» **Exercise instructions**: Transcribe every entry below word for word, but skip the pictures.

--- BEGIN Provided information ---

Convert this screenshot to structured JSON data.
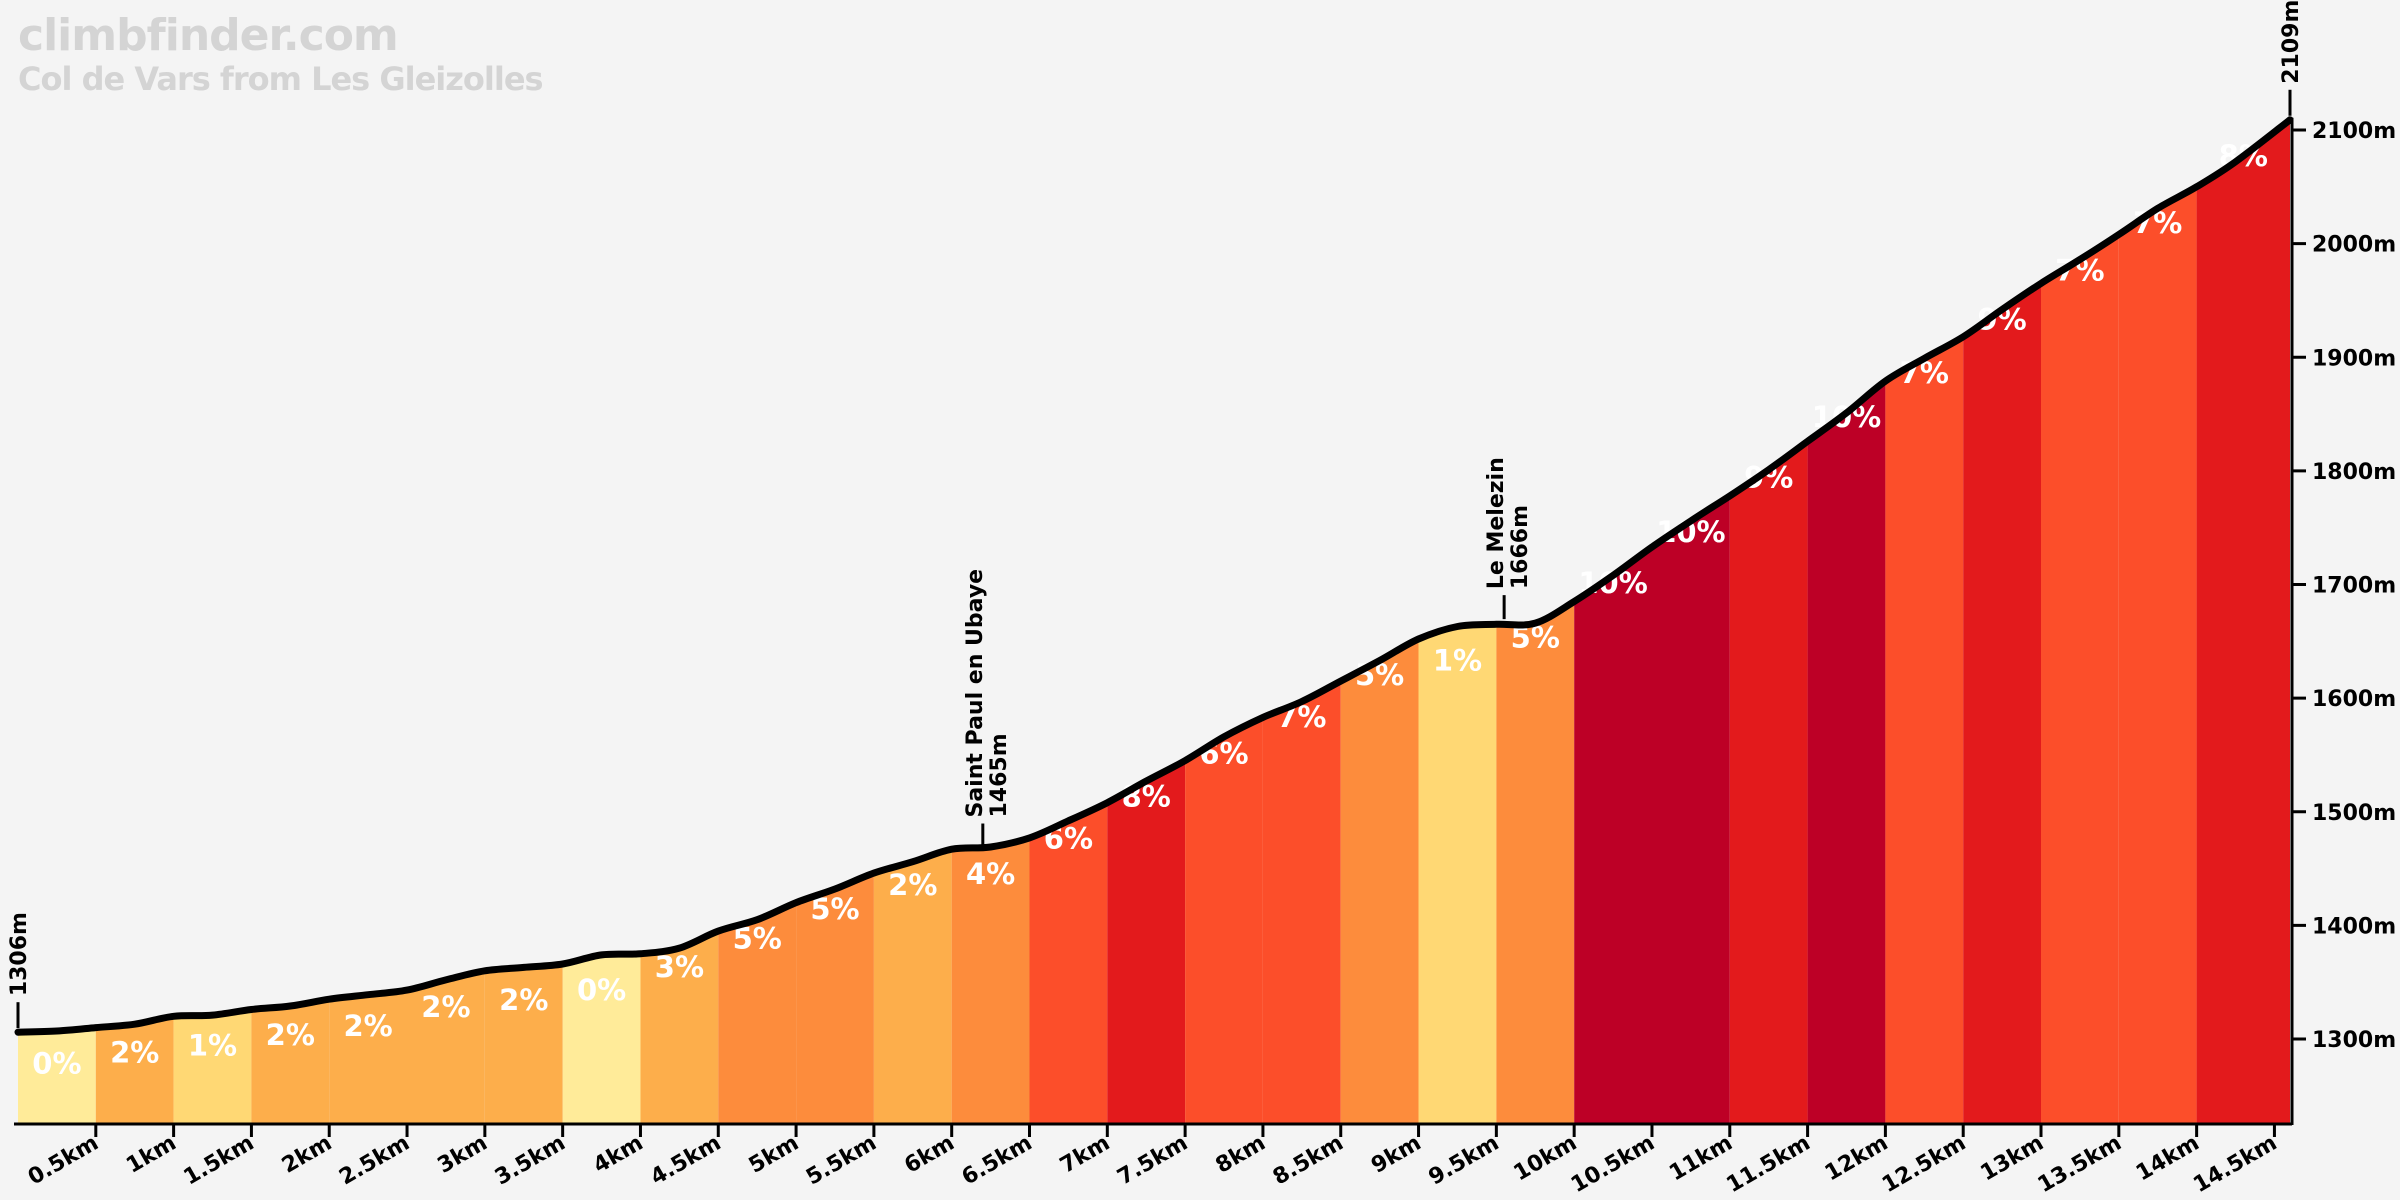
{
  "header": {
    "site": "climbfinder.com",
    "climb_name": "Col de Vars from Les Gleizolles"
  },
  "chart_data": {
    "type": "area",
    "title": "Col de Vars from Les Gleizolles",
    "xlabel": "",
    "ylabel": "",
    "xlim": [
      0,
      14.6
    ],
    "ylim": [
      1230,
      2150
    ],
    "x_unit": "km",
    "y_unit": "m",
    "grid": false,
    "start_elevation_label": "1306m",
    "summit_elevation_label": "2109m",
    "x_ticks": [
      "0.5km",
      "1km",
      "1.5km",
      "2km",
      "2.5km",
      "3km",
      "3.5km",
      "4km",
      "4.5km",
      "5km",
      "5.5km",
      "6km",
      "6.5km",
      "7km",
      "7.5km",
      "8km",
      "8.5km",
      "9km",
      "9.5km",
      "10km",
      "10.5km",
      "11km",
      "11.5km",
      "12km",
      "12.5km",
      "13km",
      "13.5km",
      "14km",
      "14.5km"
    ],
    "x_tick_values": [
      0.5,
      1,
      1.5,
      2,
      2.5,
      3,
      3.5,
      4,
      4.5,
      5,
      5.5,
      6,
      6.5,
      7,
      7.5,
      8,
      8.5,
      9,
      9.5,
      10,
      10.5,
      11,
      11.5,
      12,
      12.5,
      13,
      13.5,
      14,
      14.5
    ],
    "y_ticks": [
      "1300m",
      "1400m",
      "1500m",
      "1600m",
      "1700m",
      "1800m",
      "1900m",
      "2000m",
      "2100m"
    ],
    "y_tick_values": [
      1300,
      1400,
      1500,
      1600,
      1700,
      1800,
      1900,
      2000,
      2100
    ],
    "segments": [
      {
        "start": 0.0,
        "end": 0.5,
        "gradient": "0%",
        "color": "#ffeb99"
      },
      {
        "start": 0.5,
        "end": 1.0,
        "gradient": "2%",
        "color": "#fdae4b"
      },
      {
        "start": 1.0,
        "end": 1.5,
        "gradient": "1%",
        "color": "#ffd874"
      },
      {
        "start": 1.5,
        "end": 2.0,
        "gradient": "2%",
        "color": "#fdae4b"
      },
      {
        "start": 2.0,
        "end": 2.5,
        "gradient": "2%",
        "color": "#fdae4b"
      },
      {
        "start": 2.5,
        "end": 3.0,
        "gradient": "2%",
        "color": "#fdae4b"
      },
      {
        "start": 3.0,
        "end": 3.5,
        "gradient": "2%",
        "color": "#fdae4b"
      },
      {
        "start": 3.5,
        "end": 4.0,
        "gradient": "0%",
        "color": "#ffeb99"
      },
      {
        "start": 4.0,
        "end": 4.5,
        "gradient": "3%",
        "color": "#fdae4b"
      },
      {
        "start": 4.5,
        "end": 5.0,
        "gradient": "5%",
        "color": "#fd8c3c"
      },
      {
        "start": 5.0,
        "end": 5.5,
        "gradient": "5%",
        "color": "#fd8c3c"
      },
      {
        "start": 5.5,
        "end": 6.0,
        "gradient": "2%",
        "color": "#fdae4b"
      },
      {
        "start": 6.0,
        "end": 6.5,
        "gradient": "4%",
        "color": "#fd8c3c"
      },
      {
        "start": 6.5,
        "end": 7.0,
        "gradient": "6%",
        "color": "#fc4e2a"
      },
      {
        "start": 7.0,
        "end": 7.5,
        "gradient": "8%",
        "color": "#e31a1c"
      },
      {
        "start": 7.5,
        "end": 8.0,
        "gradient": "6%",
        "color": "#fc4e2a"
      },
      {
        "start": 8.0,
        "end": 8.5,
        "gradient": "7%",
        "color": "#fc4e2a"
      },
      {
        "start": 8.5,
        "end": 9.0,
        "gradient": "5%",
        "color": "#fd8c3c"
      },
      {
        "start": 9.0,
        "end": 9.5,
        "gradient": "1%",
        "color": "#ffd874"
      },
      {
        "start": 9.5,
        "end": 10.0,
        "gradient": "5%",
        "color": "#fd8c3c"
      },
      {
        "start": 10.0,
        "end": 10.5,
        "gradient": "10%",
        "color": "#bd0026"
      },
      {
        "start": 10.5,
        "end": 11.0,
        "gradient": "10%",
        "color": "#bd0026"
      },
      {
        "start": 11.0,
        "end": 11.5,
        "gradient": "9%",
        "color": "#e31a1c"
      },
      {
        "start": 11.5,
        "end": 12.0,
        "gradient": "10%",
        "color": "#bd0026"
      },
      {
        "start": 12.0,
        "end": 12.5,
        "gradient": "7%",
        "color": "#fc4e2a"
      },
      {
        "start": 12.5,
        "end": 13.0,
        "gradient": "9%",
        "color": "#e31a1c"
      },
      {
        "start": 13.0,
        "end": 13.5,
        "gradient": "7%",
        "color": "#fc4e2a"
      },
      {
        "start": 13.5,
        "end": 14.0,
        "gradient": "7%",
        "color": "#fc4e2a"
      },
      {
        "start": 14.0,
        "end": 14.6,
        "gradient": "8%",
        "color": "#e31a1c"
      }
    ],
    "profile": {
      "x": [
        0,
        0.25,
        0.5,
        0.75,
        1.0,
        1.25,
        1.5,
        1.75,
        2.0,
        2.25,
        2.5,
        2.75,
        3.0,
        3.25,
        3.5,
        3.75,
        4.0,
        4.25,
        4.5,
        4.75,
        5.0,
        5.25,
        5.5,
        5.75,
        6.0,
        6.25,
        6.5,
        6.75,
        7.0,
        7.25,
        7.5,
        7.75,
        8.0,
        8.25,
        8.5,
        8.75,
        9.0,
        9.25,
        9.5,
        9.75,
        10.0,
        10.25,
        10.5,
        10.75,
        11.0,
        11.25,
        11.5,
        11.75,
        12.0,
        12.25,
        12.5,
        12.75,
        13.0,
        13.25,
        13.5,
        13.75,
        14.0,
        14.25,
        14.6
      ],
      "y": [
        1306,
        1307,
        1310,
        1313,
        1320,
        1321,
        1326,
        1329,
        1335,
        1339,
        1343,
        1352,
        1360,
        1363,
        1366,
        1374,
        1375,
        1380,
        1395,
        1405,
        1420,
        1432,
        1446,
        1456,
        1467,
        1469,
        1477,
        1492,
        1508,
        1527,
        1545,
        1566,
        1583,
        1597,
        1615,
        1633,
        1652,
        1663,
        1665,
        1666,
        1685,
        1708,
        1733,
        1756,
        1778,
        1801,
        1826,
        1851,
        1879,
        1899,
        1918,
        1942,
        1965,
        1986,
        2008,
        2031,
        2050,
        2072,
        2109
      ]
    },
    "waypoints": [
      {
        "km": 6.2,
        "elevation": 1465,
        "name": "Saint Paul en Ubaye",
        "elevation_label": "1465m"
      },
      {
        "km": 9.55,
        "elevation": 1666,
        "name": "Le Melezin",
        "elevation_label": "1666m"
      }
    ],
    "colors": {
      "background": "#f4f4f4",
      "profile_line": "#000000",
      "gradient_label": "#ffffff"
    }
  }
}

--- END Provided information ---

» **Solved problem**:
Convert this screenshot to structured JSON data.
{
  "header": {
    "site": "climbfinder.com",
    "climb_name": "Col de Vars from Les Gleizolles"
  },
  "chart_data": {
    "type": "area",
    "title": "Col de Vars from Les Gleizolles",
    "xlabel": "",
    "ylabel": "",
    "xlim": [
      0,
      14.6
    ],
    "ylim": [
      1230,
      2150
    ],
    "x_unit": "km",
    "y_unit": "m",
    "grid": false,
    "start_elevation_label": "1306m",
    "summit_elevation_label": "2109m",
    "x_ticks": [
      "0.5km",
      "1km",
      "1.5km",
      "2km",
      "2.5km",
      "3km",
      "3.5km",
      "4km",
      "4.5km",
      "5km",
      "5.5km",
      "6km",
      "6.5km",
      "7km",
      "7.5km",
      "8km",
      "8.5km",
      "9km",
      "9.5km",
      "10km",
      "10.5km",
      "11km",
      "11.5km",
      "12km",
      "12.5km",
      "13km",
      "13.5km",
      "14km",
      "14.5km"
    ],
    "x_tick_values": [
      0.5,
      1,
      1.5,
      2,
      2.5,
      3,
      3.5,
      4,
      4.5,
      5,
      5.5,
      6,
      6.5,
      7,
      7.5,
      8,
      8.5,
      9,
      9.5,
      10,
      10.5,
      11,
      11.5,
      12,
      12.5,
      13,
      13.5,
      14,
      14.5
    ],
    "y_ticks": [
      "1300m",
      "1400m",
      "1500m",
      "1600m",
      "1700m",
      "1800m",
      "1900m",
      "2000m",
      "2100m"
    ],
    "y_tick_values": [
      1300,
      1400,
      1500,
      1600,
      1700,
      1800,
      1900,
      2000,
      2100
    ],
    "segments": [
      {
        "start": 0.0,
        "end": 0.5,
        "gradient": "0%",
        "color": "#ffeb99"
      },
      {
        "start": 0.5,
        "end": 1.0,
        "gradient": "2%",
        "color": "#fdae4b"
      },
      {
        "start": 1.0,
        "end": 1.5,
        "gradient": "1%",
        "color": "#ffd874"
      },
      {
        "start": 1.5,
        "end": 2.0,
        "gradient": "2%",
        "color": "#fdae4b"
      },
      {
        "start": 2.0,
        "end": 2.5,
        "gradient": "2%",
        "color": "#fdae4b"
      },
      {
        "start": 2.5,
        "end": 3.0,
        "gradient": "2%",
        "color": "#fdae4b"
      },
      {
        "start": 3.0,
        "end": 3.5,
        "gradient": "2%",
        "color": "#fdae4b"
      },
      {
        "start": 3.5,
        "end": 4.0,
        "gradient": "0%",
        "color": "#ffeb99"
      },
      {
        "start": 4.0,
        "end": 4.5,
        "gradient": "3%",
        "color": "#fdae4b"
      },
      {
        "start": 4.5,
        "end": 5.0,
        "gradient": "5%",
        "color": "#fd8c3c"
      },
      {
        "start": 5.0,
        "end": 5.5,
        "gradient": "5%",
        "color": "#fd8c3c"
      },
      {
        "start": 5.5,
        "end": 6.0,
        "gradient": "2%",
        "color": "#fdae4b"
      },
      {
        "start": 6.0,
        "end": 6.5,
        "gradient": "4%",
        "color": "#fd8c3c"
      },
      {
        "start": 6.5,
        "end": 7.0,
        "gradient": "6%",
        "color": "#fc4e2a"
      },
      {
        "start": 7.0,
        "end": 7.5,
        "gradient": "8%",
        "color": "#e31a1c"
      },
      {
        "start": 7.5,
        "end": 8.0,
        "gradient": "6%",
        "color": "#fc4e2a"
      },
      {
        "start": 8.0,
        "end": 8.5,
        "gradient": "7%",
        "color": "#fc4e2a"
      },
      {
        "start": 8.5,
        "end": 9.0,
        "gradient": "5%",
        "color": "#fd8c3c"
      },
      {
        "start": 9.0,
        "end": 9.5,
        "gradient": "1%",
        "color": "#ffd874"
      },
      {
        "start": 9.5,
        "end": 10.0,
        "gradient": "5%",
        "color": "#fd8c3c"
      },
      {
        "start": 10.0,
        "end": 10.5,
        "gradient": "10%",
        "color": "#bd0026"
      },
      {
        "start": 10.5,
        "end": 11.0,
        "gradient": "10%",
        "color": "#bd0026"
      },
      {
        "start": 11.0,
        "end": 11.5,
        "gradient": "9%",
        "color": "#e31a1c"
      },
      {
        "start": 11.5,
        "end": 12.0,
        "gradient": "10%",
        "color": "#bd0026"
      },
      {
        "start": 12.0,
        "end": 12.5,
        "gradient": "7%",
        "color": "#fc4e2a"
      },
      {
        "start": 12.5,
        "end": 13.0,
        "gradient": "9%",
        "color": "#e31a1c"
      },
      {
        "start": 13.0,
        "end": 13.5,
        "gradient": "7%",
        "color": "#fc4e2a"
      },
      {
        "start": 13.5,
        "end": 14.0,
        "gradient": "7%",
        "color": "#fc4e2a"
      },
      {
        "start": 14.0,
        "end": 14.6,
        "gradient": "8%",
        "color": "#e31a1c"
      }
    ],
    "profile": {
      "x": [
        0,
        0.25,
        0.5,
        0.75,
        1.0,
        1.25,
        1.5,
        1.75,
        2.0,
        2.25,
        2.5,
        2.75,
        3.0,
        3.25,
        3.5,
        3.75,
        4.0,
        4.25,
        4.5,
        4.75,
        5.0,
        5.25,
        5.5,
        5.75,
        6.0,
        6.25,
        6.5,
        6.75,
        7.0,
        7.25,
        7.5,
        7.75,
        8.0,
        8.25,
        8.5,
        8.75,
        9.0,
        9.25,
        9.5,
        9.75,
        10.0,
        10.25,
        10.5,
        10.75,
        11.0,
        11.25,
        11.5,
        11.75,
        12.0,
        12.25,
        12.5,
        12.75,
        13.0,
        13.25,
        13.5,
        13.75,
        14.0,
        14.25,
        14.6
      ],
      "y": [
        1306,
        1307,
        1310,
        1313,
        1320,
        1321,
        1326,
        1329,
        1335,
        1339,
        1343,
        1352,
        1360,
        1363,
        1366,
        1374,
        1375,
        1380,
        1395,
        1405,
        1420,
        1432,
        1446,
        1456,
        1467,
        1469,
        1477,
        1492,
        1508,
        1527,
        1545,
        1566,
        1583,
        1597,
        1615,
        1633,
        1652,
        1663,
        1665,
        1666,
        1685,
        1708,
        1733,
        1756,
        1778,
        1801,
        1826,
        1851,
        1879,
        1899,
        1918,
        1942,
        1965,
        1986,
        2008,
        2031,
        2050,
        2072,
        2109
      ]
    },
    "waypoints": [
      {
        "km": 6.2,
        "elevation": 1465,
        "name": "Saint Paul en Ubaye",
        "elevation_label": "1465m"
      },
      {
        "km": 9.55,
        "elevation": 1666,
        "name": "Le Melezin",
        "elevation_label": "1666m"
      }
    ],
    "colors": {
      "background": "#f4f4f4",
      "profile_line": "#000000",
      "gradient_label": "#ffffff"
    }
  }
}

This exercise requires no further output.